Report how many lines in the records below contain the word "Popularity". Give only the number.

RECORDS SHOWN:
- - -
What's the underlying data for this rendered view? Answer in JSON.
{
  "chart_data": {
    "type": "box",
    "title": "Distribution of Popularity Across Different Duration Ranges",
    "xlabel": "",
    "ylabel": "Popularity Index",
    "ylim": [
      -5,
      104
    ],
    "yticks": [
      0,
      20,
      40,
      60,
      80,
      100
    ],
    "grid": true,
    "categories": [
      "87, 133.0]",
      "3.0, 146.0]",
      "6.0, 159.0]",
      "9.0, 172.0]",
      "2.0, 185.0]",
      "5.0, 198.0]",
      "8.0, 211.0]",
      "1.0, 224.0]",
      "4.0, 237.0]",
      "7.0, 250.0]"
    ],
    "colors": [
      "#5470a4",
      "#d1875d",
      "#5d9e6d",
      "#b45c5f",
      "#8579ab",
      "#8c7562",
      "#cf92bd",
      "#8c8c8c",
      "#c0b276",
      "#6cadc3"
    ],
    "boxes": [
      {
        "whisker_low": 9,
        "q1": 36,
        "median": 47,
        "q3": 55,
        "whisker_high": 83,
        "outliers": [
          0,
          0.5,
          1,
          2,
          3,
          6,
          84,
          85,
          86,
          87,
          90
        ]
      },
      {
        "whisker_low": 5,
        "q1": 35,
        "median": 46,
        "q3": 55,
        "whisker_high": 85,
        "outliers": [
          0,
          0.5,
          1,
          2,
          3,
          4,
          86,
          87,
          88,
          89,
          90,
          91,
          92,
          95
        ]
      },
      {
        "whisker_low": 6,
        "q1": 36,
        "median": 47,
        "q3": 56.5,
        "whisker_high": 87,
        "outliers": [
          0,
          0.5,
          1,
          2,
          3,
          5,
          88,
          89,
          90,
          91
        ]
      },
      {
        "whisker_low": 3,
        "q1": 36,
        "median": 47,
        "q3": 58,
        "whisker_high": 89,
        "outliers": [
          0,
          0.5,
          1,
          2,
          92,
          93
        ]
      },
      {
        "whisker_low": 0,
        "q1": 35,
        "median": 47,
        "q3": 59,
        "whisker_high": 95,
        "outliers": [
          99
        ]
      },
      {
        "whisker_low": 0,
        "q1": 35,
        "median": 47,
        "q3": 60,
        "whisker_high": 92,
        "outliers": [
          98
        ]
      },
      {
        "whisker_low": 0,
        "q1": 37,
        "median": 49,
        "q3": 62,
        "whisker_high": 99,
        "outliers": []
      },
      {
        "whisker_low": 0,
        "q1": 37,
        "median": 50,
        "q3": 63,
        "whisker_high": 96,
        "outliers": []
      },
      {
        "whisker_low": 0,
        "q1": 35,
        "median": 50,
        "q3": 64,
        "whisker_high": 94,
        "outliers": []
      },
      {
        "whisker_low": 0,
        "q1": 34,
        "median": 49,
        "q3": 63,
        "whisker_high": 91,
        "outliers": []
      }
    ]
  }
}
- - -
TASK RESPONSE: 2